_Lines of data_
>>
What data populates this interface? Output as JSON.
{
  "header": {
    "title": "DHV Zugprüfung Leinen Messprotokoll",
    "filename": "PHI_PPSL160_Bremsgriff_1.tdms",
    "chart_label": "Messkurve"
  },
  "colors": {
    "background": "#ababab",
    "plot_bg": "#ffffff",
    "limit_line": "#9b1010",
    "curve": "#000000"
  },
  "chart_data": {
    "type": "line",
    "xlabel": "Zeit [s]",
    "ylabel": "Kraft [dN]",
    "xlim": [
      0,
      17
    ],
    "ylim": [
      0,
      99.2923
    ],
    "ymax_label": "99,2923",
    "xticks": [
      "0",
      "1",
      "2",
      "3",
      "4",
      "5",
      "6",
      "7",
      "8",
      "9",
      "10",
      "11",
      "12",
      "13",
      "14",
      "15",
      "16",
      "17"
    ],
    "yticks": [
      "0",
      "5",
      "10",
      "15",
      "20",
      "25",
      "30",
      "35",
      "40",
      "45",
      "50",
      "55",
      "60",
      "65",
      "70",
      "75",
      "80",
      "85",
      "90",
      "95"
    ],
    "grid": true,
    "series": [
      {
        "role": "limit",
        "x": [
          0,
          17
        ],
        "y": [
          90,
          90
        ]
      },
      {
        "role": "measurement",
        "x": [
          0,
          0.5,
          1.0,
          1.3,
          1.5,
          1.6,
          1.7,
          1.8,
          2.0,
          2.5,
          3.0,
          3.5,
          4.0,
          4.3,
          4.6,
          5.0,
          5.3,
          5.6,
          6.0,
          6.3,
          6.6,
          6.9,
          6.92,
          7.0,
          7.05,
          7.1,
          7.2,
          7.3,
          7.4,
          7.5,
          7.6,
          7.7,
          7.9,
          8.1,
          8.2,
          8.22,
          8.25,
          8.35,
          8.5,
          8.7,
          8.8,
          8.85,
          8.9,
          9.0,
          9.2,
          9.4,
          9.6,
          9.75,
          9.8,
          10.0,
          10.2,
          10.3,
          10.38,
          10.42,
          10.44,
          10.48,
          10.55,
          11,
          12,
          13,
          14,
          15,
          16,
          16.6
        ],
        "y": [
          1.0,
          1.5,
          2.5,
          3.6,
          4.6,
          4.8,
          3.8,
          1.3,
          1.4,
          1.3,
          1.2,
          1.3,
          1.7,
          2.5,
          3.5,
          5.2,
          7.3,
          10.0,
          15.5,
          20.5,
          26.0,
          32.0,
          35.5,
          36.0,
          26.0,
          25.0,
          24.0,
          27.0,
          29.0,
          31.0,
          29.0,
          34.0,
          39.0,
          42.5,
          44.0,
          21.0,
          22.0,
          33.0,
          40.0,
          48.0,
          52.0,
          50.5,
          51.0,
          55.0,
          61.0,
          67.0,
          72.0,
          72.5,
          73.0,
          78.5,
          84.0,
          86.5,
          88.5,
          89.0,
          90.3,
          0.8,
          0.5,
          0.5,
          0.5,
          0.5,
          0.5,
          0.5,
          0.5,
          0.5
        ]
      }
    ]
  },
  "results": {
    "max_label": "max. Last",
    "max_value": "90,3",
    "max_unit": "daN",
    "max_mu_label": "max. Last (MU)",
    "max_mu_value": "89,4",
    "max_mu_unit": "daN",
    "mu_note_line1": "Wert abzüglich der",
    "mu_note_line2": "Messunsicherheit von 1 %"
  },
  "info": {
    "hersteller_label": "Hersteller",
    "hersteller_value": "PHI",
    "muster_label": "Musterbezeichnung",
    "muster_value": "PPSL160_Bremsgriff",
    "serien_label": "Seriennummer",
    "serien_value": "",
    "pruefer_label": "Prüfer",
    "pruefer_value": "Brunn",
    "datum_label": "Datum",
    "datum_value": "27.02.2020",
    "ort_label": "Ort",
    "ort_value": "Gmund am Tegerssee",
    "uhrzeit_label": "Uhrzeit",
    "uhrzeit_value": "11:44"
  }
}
<<
_Task prompt_
Each entry above is to be set down again in exactly the same words.

_The solution_
What data populates this interface? Output as JSON.
{
  "header": {
    "title": "DHV Zugprüfung Leinen Messprotokoll",
    "filename": "PHI_PPSL160_Bremsgriff_1.tdms",
    "chart_label": "Messkurve"
  },
  "colors": {
    "background": "#ababab",
    "plot_bg": "#ffffff",
    "limit_line": "#9b1010",
    "curve": "#000000"
  },
  "chart_data": {
    "type": "line",
    "xlabel": "Zeit [s]",
    "ylabel": "Kraft [dN]",
    "xlim": [
      0,
      17
    ],
    "ylim": [
      0,
      99.2923
    ],
    "ymax_label": "99,2923",
    "xticks": [
      "0",
      "1",
      "2",
      "3",
      "4",
      "5",
      "6",
      "7",
      "8",
      "9",
      "10",
      "11",
      "12",
      "13",
      "14",
      "15",
      "16",
      "17"
    ],
    "yticks": [
      "0",
      "5",
      "10",
      "15",
      "20",
      "25",
      "30",
      "35",
      "40",
      "45",
      "50",
      "55",
      "60",
      "65",
      "70",
      "75",
      "80",
      "85",
      "90",
      "95"
    ],
    "grid": true,
    "series": [
      {
        "role": "limit",
        "x": [
          0,
          17
        ],
        "y": [
          90,
          90
        ]
      },
      {
        "role": "measurement",
        "x": [
          0,
          0.5,
          1.0,
          1.3,
          1.5,
          1.6,
          1.7,
          1.8,
          2.0,
          2.5,
          3.0,
          3.5,
          4.0,
          4.3,
          4.6,
          5.0,
          5.3,
          5.6,
          6.0,
          6.3,
          6.6,
          6.9,
          6.92,
          7.0,
          7.05,
          7.1,
          7.2,
          7.3,
          7.4,
          7.5,
          7.6,
          7.7,
          7.9,
          8.1,
          8.2,
          8.22,
          8.25,
          8.35,
          8.5,
          8.7,
          8.8,
          8.85,
          8.9,
          9.0,
          9.2,
          9.4,
          9.6,
          9.75,
          9.8,
          10.0,
          10.2,
          10.3,
          10.38,
          10.42,
          10.44,
          10.48,
          10.55,
          11,
          12,
          13,
          14,
          15,
          16,
          16.6
        ],
        "y": [
          1.0,
          1.5,
          2.5,
          3.6,
          4.6,
          4.8,
          3.8,
          1.3,
          1.4,
          1.3,
          1.2,
          1.3,
          1.7,
          2.5,
          3.5,
          5.2,
          7.3,
          10.0,
          15.5,
          20.5,
          26.0,
          32.0,
          35.5,
          36.0,
          26.0,
          25.0,
          24.0,
          27.0,
          29.0,
          31.0,
          29.0,
          34.0,
          39.0,
          42.5,
          44.0,
          21.0,
          22.0,
          33.0,
          40.0,
          48.0,
          52.0,
          50.5,
          51.0,
          55.0,
          61.0,
          67.0,
          72.0,
          72.5,
          73.0,
          78.5,
          84.0,
          86.5,
          88.5,
          89.0,
          90.3,
          0.8,
          0.5,
          0.5,
          0.5,
          0.5,
          0.5,
          0.5,
          0.5,
          0.5
        ]
      }
    ]
  },
  "results": {
    "max_label": "max. Last",
    "max_value": "90,3",
    "max_unit": "daN",
    "max_mu_label": "max. Last (MU)",
    "max_mu_value": "89,4",
    "max_mu_unit": "daN",
    "mu_note_line1": "Wert abzüglich der",
    "mu_note_line2": "Messunsicherheit von 1 %"
  },
  "info": {
    "hersteller_label": "Hersteller",
    "hersteller_value": "PHI",
    "muster_label": "Musterbezeichnung",
    "muster_value": "PPSL160_Bremsgriff",
    "serien_label": "Seriennummer",
    "serien_value": "",
    "pruefer_label": "Prüfer",
    "pruefer_value": "Brunn",
    "datum_label": "Datum",
    "datum_value": "27.02.2020",
    "ort_label": "Ort",
    "ort_value": "Gmund am Tegerssee",
    "uhrzeit_label": "Uhrzeit",
    "uhrzeit_value": "11:44"
  }
}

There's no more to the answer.